--- start of RECORDS TO PROCESS ---

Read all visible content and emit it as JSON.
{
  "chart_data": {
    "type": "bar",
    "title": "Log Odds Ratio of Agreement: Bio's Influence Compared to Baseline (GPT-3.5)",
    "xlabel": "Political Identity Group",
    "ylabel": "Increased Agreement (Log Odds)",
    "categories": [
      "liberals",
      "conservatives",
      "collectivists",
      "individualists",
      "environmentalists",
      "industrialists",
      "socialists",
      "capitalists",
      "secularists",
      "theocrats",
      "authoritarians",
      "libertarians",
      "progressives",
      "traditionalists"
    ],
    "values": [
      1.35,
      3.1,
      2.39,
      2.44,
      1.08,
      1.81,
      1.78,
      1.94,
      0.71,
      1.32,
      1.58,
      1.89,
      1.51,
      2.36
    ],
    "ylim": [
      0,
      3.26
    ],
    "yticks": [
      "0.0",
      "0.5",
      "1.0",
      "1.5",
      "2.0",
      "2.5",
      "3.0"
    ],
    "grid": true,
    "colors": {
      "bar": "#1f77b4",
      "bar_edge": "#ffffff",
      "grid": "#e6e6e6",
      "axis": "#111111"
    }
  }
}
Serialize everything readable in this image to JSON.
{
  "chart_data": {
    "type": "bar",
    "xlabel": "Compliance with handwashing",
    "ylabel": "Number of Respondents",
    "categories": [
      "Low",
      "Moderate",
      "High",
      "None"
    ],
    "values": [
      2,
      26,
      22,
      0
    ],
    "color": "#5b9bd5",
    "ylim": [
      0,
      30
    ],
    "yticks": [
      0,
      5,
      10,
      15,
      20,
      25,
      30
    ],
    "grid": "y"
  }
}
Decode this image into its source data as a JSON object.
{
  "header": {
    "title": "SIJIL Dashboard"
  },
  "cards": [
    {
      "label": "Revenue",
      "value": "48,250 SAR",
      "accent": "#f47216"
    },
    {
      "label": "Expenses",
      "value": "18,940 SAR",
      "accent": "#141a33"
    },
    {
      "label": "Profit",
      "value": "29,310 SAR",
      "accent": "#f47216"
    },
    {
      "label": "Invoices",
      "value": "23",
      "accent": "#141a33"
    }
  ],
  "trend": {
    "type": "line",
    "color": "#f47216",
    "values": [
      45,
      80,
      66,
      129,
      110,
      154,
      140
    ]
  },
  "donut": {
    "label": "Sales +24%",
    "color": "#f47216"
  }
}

--- end of RECORDS TO PROCESS ---

Keep only those lines of the records that hold "title", and return them.

    "title": "Log Odds Ratio of Agreement: Bio's Influence Compared to Baseline (GPT-3.5)",
    "title": "SIJIL Dashboard"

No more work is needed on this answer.